** START OF Dataset entries **

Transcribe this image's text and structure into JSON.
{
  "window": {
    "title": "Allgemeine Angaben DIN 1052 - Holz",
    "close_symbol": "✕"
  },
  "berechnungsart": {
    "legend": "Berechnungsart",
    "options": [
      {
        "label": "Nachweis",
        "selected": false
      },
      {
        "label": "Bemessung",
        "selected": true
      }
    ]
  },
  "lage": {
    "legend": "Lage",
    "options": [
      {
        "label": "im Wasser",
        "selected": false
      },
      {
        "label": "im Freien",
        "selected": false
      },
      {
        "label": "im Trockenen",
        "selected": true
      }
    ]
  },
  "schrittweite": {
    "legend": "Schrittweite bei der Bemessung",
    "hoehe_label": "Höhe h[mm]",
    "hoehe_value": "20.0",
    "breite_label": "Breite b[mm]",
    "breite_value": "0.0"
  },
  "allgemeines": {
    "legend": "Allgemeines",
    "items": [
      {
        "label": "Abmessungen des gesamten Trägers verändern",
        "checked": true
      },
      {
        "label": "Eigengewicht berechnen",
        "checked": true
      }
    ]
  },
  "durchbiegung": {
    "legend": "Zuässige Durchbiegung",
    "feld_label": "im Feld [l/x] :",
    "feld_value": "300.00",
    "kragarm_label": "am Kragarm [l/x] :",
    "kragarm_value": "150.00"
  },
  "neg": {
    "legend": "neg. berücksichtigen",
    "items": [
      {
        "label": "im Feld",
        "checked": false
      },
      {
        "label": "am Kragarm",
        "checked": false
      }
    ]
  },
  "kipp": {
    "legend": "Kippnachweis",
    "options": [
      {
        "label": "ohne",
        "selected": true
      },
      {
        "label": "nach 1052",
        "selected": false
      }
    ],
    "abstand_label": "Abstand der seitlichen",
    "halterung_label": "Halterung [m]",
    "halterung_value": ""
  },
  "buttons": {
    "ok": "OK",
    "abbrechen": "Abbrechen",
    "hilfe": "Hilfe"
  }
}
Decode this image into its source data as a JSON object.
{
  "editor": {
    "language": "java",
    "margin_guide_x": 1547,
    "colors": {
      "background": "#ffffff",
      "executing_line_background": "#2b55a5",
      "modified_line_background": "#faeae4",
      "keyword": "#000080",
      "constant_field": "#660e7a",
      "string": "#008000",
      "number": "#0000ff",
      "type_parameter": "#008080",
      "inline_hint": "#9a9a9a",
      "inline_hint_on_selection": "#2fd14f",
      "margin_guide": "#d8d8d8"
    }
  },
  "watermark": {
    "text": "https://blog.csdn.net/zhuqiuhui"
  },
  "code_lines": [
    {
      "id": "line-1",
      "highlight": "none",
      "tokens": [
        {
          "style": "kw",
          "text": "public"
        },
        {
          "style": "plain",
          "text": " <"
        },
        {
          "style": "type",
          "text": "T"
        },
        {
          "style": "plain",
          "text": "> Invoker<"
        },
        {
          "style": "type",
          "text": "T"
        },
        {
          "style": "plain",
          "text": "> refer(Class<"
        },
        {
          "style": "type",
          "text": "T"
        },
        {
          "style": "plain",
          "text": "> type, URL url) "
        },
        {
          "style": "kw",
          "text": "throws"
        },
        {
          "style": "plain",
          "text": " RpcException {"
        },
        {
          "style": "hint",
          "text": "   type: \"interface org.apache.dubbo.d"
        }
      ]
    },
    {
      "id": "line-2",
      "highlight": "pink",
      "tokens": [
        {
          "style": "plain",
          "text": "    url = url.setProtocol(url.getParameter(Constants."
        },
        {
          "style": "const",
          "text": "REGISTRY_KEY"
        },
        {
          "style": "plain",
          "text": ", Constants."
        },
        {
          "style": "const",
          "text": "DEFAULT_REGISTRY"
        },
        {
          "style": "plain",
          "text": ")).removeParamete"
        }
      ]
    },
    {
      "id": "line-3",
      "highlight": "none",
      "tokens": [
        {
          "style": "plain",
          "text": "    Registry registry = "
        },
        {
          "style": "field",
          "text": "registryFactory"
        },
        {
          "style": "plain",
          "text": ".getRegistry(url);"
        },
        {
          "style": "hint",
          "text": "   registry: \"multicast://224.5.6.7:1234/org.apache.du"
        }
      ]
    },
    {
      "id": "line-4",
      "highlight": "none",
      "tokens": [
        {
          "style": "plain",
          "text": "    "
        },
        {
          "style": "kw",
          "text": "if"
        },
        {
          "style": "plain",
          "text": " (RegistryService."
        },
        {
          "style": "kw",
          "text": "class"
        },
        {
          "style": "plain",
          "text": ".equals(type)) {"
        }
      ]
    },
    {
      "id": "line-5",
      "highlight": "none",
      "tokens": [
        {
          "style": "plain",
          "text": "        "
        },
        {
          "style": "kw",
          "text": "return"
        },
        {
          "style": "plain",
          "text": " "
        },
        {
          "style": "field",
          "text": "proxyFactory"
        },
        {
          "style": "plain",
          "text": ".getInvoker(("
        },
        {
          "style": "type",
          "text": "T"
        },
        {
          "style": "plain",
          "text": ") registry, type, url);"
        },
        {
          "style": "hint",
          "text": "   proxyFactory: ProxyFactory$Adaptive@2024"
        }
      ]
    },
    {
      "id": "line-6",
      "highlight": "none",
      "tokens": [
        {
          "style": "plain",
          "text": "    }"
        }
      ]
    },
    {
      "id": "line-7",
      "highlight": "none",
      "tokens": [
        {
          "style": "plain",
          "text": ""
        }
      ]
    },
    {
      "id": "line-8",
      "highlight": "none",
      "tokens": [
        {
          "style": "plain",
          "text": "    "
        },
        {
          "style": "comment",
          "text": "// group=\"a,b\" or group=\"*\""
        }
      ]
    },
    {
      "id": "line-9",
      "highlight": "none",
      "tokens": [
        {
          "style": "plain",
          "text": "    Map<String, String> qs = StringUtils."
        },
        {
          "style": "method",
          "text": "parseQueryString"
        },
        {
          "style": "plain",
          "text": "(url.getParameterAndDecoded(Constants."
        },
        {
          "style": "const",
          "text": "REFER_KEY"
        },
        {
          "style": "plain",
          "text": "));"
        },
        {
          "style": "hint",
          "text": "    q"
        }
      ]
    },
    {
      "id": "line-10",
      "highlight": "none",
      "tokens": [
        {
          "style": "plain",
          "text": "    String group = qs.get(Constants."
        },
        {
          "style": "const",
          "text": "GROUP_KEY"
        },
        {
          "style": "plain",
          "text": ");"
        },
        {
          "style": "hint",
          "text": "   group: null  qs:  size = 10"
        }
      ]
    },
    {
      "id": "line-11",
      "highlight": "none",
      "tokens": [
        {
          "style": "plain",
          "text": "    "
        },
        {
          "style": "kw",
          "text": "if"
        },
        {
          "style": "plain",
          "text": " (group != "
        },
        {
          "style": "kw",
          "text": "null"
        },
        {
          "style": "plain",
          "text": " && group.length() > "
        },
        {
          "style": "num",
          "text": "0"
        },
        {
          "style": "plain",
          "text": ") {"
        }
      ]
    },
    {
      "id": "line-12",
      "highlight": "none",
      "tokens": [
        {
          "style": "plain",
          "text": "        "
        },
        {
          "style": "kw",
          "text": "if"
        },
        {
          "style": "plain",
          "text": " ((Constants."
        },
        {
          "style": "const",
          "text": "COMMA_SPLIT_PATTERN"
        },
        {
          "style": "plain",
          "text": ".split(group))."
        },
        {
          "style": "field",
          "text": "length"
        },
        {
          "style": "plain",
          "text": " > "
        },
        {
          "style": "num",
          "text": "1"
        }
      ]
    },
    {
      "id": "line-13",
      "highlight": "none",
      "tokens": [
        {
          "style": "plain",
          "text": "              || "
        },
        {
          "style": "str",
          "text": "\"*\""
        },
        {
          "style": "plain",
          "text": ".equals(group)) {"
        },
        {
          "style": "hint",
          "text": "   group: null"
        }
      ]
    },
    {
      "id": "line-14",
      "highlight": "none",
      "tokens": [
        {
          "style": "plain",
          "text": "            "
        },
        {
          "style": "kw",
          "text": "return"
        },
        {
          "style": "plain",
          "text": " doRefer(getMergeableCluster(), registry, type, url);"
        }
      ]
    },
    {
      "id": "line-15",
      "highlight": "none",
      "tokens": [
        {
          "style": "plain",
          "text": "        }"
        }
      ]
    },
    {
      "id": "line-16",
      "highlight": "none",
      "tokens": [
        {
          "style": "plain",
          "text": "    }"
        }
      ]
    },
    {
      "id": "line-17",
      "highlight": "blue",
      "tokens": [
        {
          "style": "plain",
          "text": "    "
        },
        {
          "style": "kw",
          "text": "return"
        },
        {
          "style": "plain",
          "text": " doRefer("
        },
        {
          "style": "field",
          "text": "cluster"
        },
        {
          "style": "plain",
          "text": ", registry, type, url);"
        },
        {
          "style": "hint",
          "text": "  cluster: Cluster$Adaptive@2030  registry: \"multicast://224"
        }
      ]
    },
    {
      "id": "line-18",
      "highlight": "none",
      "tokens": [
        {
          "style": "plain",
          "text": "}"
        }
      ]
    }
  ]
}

** END OF Dataset entries **

== Exercise goal ==
In the listing above, how many lines include the word "multicast"? Answer with the number and nothing more.

== Output for this exercise ==
2